* [AIM]: Using the listing below, please gather every line containing the word "value".

* [DATA RECORDS]:
=-=-=-=-=

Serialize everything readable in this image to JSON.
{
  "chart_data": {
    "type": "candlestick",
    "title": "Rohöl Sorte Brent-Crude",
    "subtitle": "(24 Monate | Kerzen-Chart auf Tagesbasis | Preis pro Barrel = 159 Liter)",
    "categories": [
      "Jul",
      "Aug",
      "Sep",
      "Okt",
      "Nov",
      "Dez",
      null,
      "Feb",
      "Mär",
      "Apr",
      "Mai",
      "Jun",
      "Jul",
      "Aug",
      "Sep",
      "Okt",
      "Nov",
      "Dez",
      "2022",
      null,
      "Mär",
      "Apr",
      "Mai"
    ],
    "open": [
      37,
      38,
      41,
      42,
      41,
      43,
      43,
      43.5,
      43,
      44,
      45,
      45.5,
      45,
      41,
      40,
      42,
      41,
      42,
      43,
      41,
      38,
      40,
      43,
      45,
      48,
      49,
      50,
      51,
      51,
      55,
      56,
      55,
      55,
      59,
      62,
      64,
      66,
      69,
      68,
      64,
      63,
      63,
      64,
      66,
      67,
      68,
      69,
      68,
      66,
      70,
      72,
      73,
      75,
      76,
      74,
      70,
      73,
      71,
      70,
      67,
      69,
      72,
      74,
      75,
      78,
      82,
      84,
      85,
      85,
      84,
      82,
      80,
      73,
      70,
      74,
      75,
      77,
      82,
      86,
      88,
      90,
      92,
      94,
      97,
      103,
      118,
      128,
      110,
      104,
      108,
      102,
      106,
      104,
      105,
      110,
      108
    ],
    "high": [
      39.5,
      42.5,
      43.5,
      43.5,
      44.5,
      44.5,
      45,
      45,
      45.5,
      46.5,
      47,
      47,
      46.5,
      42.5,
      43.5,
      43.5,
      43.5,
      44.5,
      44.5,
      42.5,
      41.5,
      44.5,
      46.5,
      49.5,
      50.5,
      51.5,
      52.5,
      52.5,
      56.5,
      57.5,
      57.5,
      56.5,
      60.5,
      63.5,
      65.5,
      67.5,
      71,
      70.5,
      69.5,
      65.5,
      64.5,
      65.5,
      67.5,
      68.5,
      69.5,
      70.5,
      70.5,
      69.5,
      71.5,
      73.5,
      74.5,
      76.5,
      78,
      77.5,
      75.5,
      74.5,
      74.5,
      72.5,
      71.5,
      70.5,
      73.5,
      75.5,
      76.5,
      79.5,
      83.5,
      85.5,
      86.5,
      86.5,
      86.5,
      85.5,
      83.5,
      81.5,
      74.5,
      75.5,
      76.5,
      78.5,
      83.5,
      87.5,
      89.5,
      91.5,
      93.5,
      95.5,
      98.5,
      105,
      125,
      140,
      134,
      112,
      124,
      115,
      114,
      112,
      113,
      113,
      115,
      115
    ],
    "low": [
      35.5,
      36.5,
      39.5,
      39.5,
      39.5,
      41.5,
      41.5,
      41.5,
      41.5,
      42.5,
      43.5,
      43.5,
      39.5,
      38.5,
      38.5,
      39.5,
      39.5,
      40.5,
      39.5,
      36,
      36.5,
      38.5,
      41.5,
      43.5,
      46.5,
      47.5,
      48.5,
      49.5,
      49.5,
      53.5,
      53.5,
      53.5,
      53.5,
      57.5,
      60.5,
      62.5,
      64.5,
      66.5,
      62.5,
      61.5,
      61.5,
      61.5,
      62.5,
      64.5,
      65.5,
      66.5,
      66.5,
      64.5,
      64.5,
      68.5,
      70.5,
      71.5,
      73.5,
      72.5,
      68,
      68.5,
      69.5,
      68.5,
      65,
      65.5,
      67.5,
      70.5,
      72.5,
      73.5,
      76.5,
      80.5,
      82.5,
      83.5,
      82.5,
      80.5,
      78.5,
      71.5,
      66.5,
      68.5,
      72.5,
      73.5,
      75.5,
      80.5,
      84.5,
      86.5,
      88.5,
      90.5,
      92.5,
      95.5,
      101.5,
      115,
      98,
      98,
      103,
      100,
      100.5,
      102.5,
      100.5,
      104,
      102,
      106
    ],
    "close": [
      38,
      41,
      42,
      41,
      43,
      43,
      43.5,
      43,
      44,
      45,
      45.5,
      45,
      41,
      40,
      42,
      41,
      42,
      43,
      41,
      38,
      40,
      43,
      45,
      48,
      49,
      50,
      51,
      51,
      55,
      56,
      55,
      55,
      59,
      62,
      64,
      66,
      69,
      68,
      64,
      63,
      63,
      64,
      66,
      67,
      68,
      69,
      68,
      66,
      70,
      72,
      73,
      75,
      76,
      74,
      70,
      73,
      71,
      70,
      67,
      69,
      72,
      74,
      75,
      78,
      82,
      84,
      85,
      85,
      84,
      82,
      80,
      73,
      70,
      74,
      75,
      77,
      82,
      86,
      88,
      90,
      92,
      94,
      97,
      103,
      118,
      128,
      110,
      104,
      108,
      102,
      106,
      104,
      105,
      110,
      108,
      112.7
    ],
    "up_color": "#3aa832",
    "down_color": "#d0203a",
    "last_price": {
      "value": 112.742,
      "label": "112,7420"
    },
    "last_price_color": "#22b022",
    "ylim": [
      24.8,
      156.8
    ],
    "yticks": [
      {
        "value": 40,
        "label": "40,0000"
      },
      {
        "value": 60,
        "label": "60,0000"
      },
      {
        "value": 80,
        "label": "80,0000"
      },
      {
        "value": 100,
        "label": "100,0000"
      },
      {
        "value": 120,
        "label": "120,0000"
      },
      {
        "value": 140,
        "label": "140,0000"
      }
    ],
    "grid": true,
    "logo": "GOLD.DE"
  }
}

=-=-=-=-=

* [CORRECT OUTPUT]:
      "value": 112.742,
        "value": 40,
        "value": 60,
        "value": 80,
        "value": 100,
        "value": 120,
        "value": 140,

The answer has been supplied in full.